Extracted material:
## START
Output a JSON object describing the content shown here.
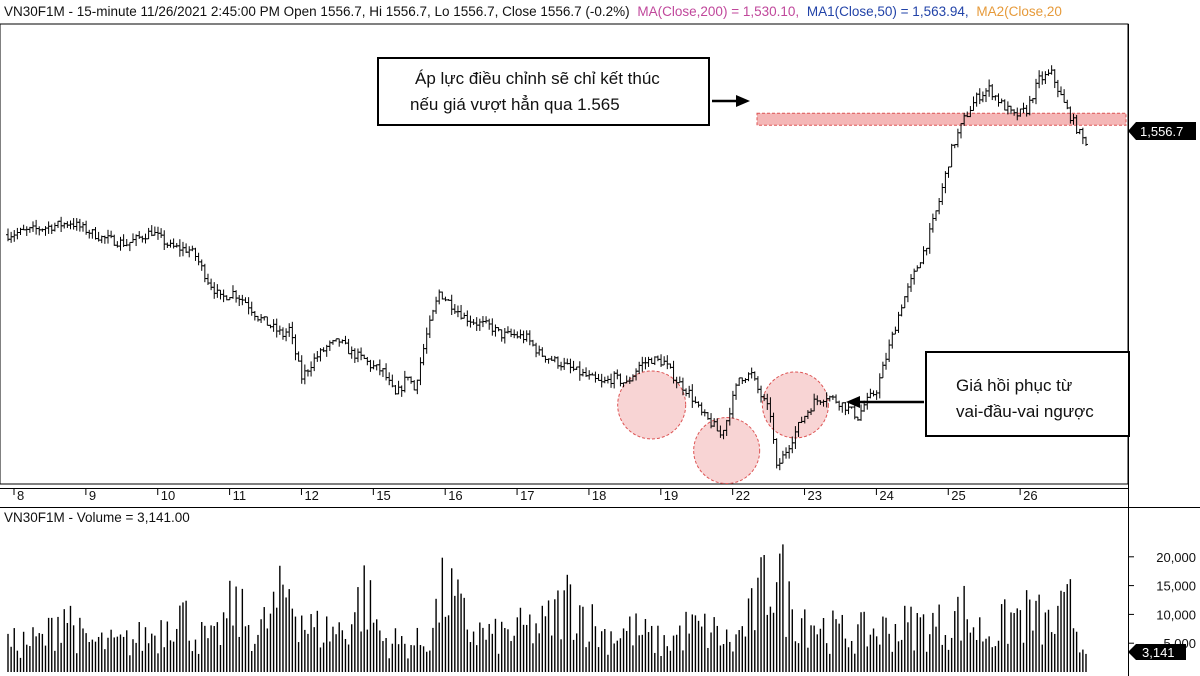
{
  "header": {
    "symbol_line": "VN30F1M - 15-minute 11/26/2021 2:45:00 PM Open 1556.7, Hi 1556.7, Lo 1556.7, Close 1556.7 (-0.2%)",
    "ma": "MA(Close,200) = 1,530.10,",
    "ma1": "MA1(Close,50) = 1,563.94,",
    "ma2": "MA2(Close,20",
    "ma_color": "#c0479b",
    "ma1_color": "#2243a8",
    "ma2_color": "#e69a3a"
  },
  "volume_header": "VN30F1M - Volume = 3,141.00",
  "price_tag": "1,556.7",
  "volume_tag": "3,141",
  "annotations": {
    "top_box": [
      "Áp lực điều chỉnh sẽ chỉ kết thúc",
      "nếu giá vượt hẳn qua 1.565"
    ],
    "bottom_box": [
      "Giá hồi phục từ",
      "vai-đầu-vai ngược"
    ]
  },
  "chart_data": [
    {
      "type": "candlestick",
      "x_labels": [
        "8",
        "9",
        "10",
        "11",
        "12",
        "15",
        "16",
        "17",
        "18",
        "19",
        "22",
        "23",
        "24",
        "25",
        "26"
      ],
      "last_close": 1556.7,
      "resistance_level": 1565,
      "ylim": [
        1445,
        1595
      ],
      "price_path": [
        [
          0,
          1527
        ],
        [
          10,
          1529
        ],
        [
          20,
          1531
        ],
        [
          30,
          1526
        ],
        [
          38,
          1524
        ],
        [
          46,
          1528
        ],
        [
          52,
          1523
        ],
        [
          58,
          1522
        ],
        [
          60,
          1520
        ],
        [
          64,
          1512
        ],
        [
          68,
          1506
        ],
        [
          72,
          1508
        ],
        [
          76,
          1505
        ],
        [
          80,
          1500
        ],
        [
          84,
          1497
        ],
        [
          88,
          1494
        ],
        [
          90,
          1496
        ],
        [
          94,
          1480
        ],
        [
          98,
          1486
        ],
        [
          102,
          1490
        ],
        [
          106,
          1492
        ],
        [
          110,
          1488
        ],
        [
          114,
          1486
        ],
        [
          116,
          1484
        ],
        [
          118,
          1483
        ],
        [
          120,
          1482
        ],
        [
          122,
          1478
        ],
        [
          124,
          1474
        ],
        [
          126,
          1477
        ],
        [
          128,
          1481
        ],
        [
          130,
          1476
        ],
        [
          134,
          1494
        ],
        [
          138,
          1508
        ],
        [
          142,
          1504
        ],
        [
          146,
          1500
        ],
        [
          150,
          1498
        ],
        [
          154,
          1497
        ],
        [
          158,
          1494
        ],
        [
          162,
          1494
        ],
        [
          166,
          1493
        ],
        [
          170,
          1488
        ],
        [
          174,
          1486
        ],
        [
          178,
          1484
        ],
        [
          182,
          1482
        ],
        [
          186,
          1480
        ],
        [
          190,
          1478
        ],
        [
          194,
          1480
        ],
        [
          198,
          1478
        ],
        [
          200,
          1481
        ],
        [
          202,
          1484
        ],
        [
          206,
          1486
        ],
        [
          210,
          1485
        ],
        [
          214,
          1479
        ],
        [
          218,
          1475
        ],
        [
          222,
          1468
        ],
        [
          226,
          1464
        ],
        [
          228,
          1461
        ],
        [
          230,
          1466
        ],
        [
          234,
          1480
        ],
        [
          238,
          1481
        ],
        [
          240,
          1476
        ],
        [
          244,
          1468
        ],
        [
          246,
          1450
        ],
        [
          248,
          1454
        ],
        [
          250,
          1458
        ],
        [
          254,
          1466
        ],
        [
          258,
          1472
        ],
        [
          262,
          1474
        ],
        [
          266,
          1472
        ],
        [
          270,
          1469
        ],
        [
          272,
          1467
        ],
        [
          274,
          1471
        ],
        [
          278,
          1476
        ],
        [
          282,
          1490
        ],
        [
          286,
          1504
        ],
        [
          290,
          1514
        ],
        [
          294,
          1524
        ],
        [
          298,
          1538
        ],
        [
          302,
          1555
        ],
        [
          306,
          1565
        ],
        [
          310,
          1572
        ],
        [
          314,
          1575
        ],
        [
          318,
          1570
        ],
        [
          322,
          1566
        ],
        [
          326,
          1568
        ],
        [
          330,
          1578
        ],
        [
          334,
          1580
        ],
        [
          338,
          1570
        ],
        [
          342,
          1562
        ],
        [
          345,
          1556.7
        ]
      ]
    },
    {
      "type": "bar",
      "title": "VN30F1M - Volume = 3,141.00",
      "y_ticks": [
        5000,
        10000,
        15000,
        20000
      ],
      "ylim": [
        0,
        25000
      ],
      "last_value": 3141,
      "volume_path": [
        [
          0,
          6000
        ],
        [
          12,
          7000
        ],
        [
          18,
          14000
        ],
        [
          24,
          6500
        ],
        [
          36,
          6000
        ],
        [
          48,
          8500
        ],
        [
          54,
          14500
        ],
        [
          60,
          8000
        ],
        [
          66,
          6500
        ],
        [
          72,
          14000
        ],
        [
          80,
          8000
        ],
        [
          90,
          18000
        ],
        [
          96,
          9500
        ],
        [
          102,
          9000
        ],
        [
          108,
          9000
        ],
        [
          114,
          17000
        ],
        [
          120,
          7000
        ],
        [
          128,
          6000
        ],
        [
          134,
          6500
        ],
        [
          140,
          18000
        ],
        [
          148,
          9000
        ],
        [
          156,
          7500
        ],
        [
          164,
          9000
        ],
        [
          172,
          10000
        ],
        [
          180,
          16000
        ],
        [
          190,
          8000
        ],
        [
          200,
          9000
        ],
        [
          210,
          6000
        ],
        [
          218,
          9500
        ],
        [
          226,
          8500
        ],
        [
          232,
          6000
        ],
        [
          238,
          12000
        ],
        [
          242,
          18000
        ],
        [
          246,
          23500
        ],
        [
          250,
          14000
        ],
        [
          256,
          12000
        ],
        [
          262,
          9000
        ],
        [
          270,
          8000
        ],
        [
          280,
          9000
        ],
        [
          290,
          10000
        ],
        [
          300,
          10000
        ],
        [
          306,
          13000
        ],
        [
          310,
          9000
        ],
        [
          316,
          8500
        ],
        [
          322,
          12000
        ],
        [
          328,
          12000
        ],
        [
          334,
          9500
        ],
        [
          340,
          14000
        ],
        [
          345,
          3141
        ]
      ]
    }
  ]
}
## END
What is expected: Return the entries unchanged, save for the pictures, which do not belong in the copy.

The reply:
Output a JSON object describing the content shown here.
{
  "header": {
    "symbol_line": "VN30F1M - 15-minute 11/26/2021 2:45:00 PM Open 1556.7, Hi 1556.7, Lo 1556.7, Close 1556.7 (-0.2%)",
    "ma": "MA(Close,200) = 1,530.10,",
    "ma1": "MA1(Close,50) = 1,563.94,",
    "ma2": "MA2(Close,20",
    "ma_color": "#c0479b",
    "ma1_color": "#2243a8",
    "ma2_color": "#e69a3a"
  },
  "volume_header": "VN30F1M - Volume = 3,141.00",
  "price_tag": "1,556.7",
  "volume_tag": "3,141",
  "annotations": {
    "top_box": [
      "Áp lực điều chỉnh sẽ chỉ kết thúc",
      "nếu giá vượt hẳn qua 1.565"
    ],
    "bottom_box": [
      "Giá hồi phục từ",
      "vai-đầu-vai ngược"
    ]
  },
  "chart_data": [
    {
      "type": "candlestick",
      "x_labels": [
        "8",
        "9",
        "10",
        "11",
        "12",
        "15",
        "16",
        "17",
        "18",
        "19",
        "22",
        "23",
        "24",
        "25",
        "26"
      ],
      "last_close": 1556.7,
      "resistance_level": 1565,
      "ylim": [
        1445,
        1595
      ],
      "price_path": [
        [
          0,
          1527
        ],
        [
          10,
          1529
        ],
        [
          20,
          1531
        ],
        [
          30,
          1526
        ],
        [
          38,
          1524
        ],
        [
          46,
          1528
        ],
        [
          52,
          1523
        ],
        [
          58,
          1522
        ],
        [
          60,
          1520
        ],
        [
          64,
          1512
        ],
        [
          68,
          1506
        ],
        [
          72,
          1508
        ],
        [
          76,
          1505
        ],
        [
          80,
          1500
        ],
        [
          84,
          1497
        ],
        [
          88,
          1494
        ],
        [
          90,
          1496
        ],
        [
          94,
          1480
        ],
        [
          98,
          1486
        ],
        [
          102,
          1490
        ],
        [
          106,
          1492
        ],
        [
          110,
          1488
        ],
        [
          114,
          1486
        ],
        [
          116,
          1484
        ],
        [
          118,
          1483
        ],
        [
          120,
          1482
        ],
        [
          122,
          1478
        ],
        [
          124,
          1474
        ],
        [
          126,
          1477
        ],
        [
          128,
          1481
        ],
        [
          130,
          1476
        ],
        [
          134,
          1494
        ],
        [
          138,
          1508
        ],
        [
          142,
          1504
        ],
        [
          146,
          1500
        ],
        [
          150,
          1498
        ],
        [
          154,
          1497
        ],
        [
          158,
          1494
        ],
        [
          162,
          1494
        ],
        [
          166,
          1493
        ],
        [
          170,
          1488
        ],
        [
          174,
          1486
        ],
        [
          178,
          1484
        ],
        [
          182,
          1482
        ],
        [
          186,
          1480
        ],
        [
          190,
          1478
        ],
        [
          194,
          1480
        ],
        [
          198,
          1478
        ],
        [
          200,
          1481
        ],
        [
          202,
          1484
        ],
        [
          206,
          1486
        ],
        [
          210,
          1485
        ],
        [
          214,
          1479
        ],
        [
          218,
          1475
        ],
        [
          222,
          1468
        ],
        [
          226,
          1464
        ],
        [
          228,
          1461
        ],
        [
          230,
          1466
        ],
        [
          234,
          1480
        ],
        [
          238,
          1481
        ],
        [
          240,
          1476
        ],
        [
          244,
          1468
        ],
        [
          246,
          1450
        ],
        [
          248,
          1454
        ],
        [
          250,
          1458
        ],
        [
          254,
          1466
        ],
        [
          258,
          1472
        ],
        [
          262,
          1474
        ],
        [
          266,
          1472
        ],
        [
          270,
          1469
        ],
        [
          272,
          1467
        ],
        [
          274,
          1471
        ],
        [
          278,
          1476
        ],
        [
          282,
          1490
        ],
        [
          286,
          1504
        ],
        [
          290,
          1514
        ],
        [
          294,
          1524
        ],
        [
          298,
          1538
        ],
        [
          302,
          1555
        ],
        [
          306,
          1565
        ],
        [
          310,
          1572
        ],
        [
          314,
          1575
        ],
        [
          318,
          1570
        ],
        [
          322,
          1566
        ],
        [
          326,
          1568
        ],
        [
          330,
          1578
        ],
        [
          334,
          1580
        ],
        [
          338,
          1570
        ],
        [
          342,
          1562
        ],
        [
          345,
          1556.7
        ]
      ]
    },
    {
      "type": "bar",
      "title": "VN30F1M - Volume = 3,141.00",
      "y_ticks": [
        5000,
        10000,
        15000,
        20000
      ],
      "ylim": [
        0,
        25000
      ],
      "last_value": 3141,
      "volume_path": [
        [
          0,
          6000
        ],
        [
          12,
          7000
        ],
        [
          18,
          14000
        ],
        [
          24,
          6500
        ],
        [
          36,
          6000
        ],
        [
          48,
          8500
        ],
        [
          54,
          14500
        ],
        [
          60,
          8000
        ],
        [
          66,
          6500
        ],
        [
          72,
          14000
        ],
        [
          80,
          8000
        ],
        [
          90,
          18000
        ],
        [
          96,
          9500
        ],
        [
          102,
          9000
        ],
        [
          108,
          9000
        ],
        [
          114,
          17000
        ],
        [
          120,
          7000
        ],
        [
          128,
          6000
        ],
        [
          134,
          6500
        ],
        [
          140,
          18000
        ],
        [
          148,
          9000
        ],
        [
          156,
          7500
        ],
        [
          164,
          9000
        ],
        [
          172,
          10000
        ],
        [
          180,
          16000
        ],
        [
          190,
          8000
        ],
        [
          200,
          9000
        ],
        [
          210,
          6000
        ],
        [
          218,
          9500
        ],
        [
          226,
          8500
        ],
        [
          232,
          6000
        ],
        [
          238,
          12000
        ],
        [
          242,
          18000
        ],
        [
          246,
          23500
        ],
        [
          250,
          14000
        ],
        [
          256,
          12000
        ],
        [
          262,
          9000
        ],
        [
          270,
          8000
        ],
        [
          280,
          9000
        ],
        [
          290,
          10000
        ],
        [
          300,
          10000
        ],
        [
          306,
          13000
        ],
        [
          310,
          9000
        ],
        [
          316,
          8500
        ],
        [
          322,
          12000
        ],
        [
          328,
          12000
        ],
        [
          334,
          9500
        ],
        [
          340,
          14000
        ],
        [
          345,
          3141
        ]
      ]
    }
  ]
}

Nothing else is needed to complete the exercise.